- _Collection entries_
—————
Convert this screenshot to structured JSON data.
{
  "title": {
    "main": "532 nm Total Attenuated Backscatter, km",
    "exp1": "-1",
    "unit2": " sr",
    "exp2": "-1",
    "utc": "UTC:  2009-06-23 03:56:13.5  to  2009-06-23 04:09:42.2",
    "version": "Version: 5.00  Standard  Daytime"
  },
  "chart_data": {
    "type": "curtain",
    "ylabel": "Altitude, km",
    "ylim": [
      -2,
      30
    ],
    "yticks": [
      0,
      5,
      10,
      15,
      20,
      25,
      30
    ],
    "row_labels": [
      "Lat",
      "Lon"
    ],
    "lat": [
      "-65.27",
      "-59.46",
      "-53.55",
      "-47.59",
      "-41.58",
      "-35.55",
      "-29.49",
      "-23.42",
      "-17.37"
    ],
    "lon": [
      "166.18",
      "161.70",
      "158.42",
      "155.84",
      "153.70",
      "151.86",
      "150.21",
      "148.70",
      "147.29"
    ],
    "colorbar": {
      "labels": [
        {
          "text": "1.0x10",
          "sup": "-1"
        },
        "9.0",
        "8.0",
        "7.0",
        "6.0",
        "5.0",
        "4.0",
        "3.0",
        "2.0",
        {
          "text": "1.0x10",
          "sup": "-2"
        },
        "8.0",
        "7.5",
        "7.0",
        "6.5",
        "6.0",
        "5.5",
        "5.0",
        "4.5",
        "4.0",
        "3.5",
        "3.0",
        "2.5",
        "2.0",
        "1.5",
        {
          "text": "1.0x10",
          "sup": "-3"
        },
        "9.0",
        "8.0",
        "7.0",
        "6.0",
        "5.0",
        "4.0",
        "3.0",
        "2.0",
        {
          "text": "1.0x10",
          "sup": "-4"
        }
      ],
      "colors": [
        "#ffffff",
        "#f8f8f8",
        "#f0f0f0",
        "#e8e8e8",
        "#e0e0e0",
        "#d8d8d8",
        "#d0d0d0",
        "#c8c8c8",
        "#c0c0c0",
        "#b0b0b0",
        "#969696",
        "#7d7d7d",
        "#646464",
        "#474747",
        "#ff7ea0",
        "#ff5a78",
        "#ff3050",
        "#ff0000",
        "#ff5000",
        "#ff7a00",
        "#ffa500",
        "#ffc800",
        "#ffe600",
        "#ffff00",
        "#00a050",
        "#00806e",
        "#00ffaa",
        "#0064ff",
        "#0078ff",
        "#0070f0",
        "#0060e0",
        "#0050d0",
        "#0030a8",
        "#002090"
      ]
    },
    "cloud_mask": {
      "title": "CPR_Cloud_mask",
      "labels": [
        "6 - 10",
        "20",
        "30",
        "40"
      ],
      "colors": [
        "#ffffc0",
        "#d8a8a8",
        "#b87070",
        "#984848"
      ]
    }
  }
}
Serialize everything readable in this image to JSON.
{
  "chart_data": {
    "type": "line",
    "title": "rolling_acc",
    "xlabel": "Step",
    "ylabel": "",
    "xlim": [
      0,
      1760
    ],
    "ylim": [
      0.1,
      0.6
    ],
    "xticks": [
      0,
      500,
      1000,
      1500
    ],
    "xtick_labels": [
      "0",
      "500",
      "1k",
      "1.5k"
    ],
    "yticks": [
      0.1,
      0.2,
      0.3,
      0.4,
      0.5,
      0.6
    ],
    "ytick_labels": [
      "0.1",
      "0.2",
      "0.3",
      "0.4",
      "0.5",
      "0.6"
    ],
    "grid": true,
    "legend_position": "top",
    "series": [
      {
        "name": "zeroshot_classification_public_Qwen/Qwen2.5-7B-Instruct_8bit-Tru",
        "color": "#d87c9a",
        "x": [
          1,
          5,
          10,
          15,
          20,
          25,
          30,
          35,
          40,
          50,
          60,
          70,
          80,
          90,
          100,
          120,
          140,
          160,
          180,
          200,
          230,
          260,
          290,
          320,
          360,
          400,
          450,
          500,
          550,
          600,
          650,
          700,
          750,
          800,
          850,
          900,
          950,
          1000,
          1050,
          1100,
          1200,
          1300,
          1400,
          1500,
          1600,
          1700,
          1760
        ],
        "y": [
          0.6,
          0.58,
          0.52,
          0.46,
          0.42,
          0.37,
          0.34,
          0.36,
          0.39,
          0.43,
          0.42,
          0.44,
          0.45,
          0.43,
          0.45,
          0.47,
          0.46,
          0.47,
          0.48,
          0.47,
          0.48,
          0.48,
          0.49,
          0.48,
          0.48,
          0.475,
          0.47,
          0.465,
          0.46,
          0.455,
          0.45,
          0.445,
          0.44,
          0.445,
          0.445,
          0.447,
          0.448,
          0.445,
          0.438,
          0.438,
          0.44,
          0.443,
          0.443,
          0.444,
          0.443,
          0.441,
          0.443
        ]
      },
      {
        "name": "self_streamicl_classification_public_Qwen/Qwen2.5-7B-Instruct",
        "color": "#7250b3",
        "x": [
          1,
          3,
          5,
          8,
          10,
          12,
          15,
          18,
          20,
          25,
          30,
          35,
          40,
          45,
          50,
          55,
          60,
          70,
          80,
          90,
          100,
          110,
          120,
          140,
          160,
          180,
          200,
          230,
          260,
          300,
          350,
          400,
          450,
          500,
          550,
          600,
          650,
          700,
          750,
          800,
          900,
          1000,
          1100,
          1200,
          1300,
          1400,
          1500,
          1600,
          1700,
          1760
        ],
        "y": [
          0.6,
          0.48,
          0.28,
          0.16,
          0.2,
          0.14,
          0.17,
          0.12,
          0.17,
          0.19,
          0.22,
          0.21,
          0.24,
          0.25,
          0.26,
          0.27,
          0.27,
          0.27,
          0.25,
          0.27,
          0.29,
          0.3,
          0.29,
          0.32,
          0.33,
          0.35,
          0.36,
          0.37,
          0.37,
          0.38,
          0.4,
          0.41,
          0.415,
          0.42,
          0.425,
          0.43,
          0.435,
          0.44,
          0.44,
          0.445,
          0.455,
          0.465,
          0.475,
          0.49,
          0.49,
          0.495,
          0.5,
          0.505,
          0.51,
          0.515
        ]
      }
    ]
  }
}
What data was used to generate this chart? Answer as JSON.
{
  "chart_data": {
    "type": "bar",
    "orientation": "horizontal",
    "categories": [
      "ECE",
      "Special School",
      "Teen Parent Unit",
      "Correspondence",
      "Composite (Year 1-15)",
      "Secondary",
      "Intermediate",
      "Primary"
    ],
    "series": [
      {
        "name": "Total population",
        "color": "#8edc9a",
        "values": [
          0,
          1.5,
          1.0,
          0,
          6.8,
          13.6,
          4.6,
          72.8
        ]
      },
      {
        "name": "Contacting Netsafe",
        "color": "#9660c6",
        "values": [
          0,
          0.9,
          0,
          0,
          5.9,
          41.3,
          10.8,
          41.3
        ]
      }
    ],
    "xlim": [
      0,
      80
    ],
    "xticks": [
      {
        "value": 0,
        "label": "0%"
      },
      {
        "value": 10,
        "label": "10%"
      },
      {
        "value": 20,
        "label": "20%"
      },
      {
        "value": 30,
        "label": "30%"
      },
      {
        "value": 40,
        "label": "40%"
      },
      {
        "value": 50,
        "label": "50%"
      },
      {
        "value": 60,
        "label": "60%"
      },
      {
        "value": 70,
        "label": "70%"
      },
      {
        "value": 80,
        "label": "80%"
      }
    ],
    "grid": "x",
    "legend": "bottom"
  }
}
—————
Check each line of the records above for "this", and copy those that have it.

- _Result of the exercise_
Convert this screenshot to structured JSON data.
Serialize everything readable in this image to JSON.
What data was used to generate this chart? Answer as JSON.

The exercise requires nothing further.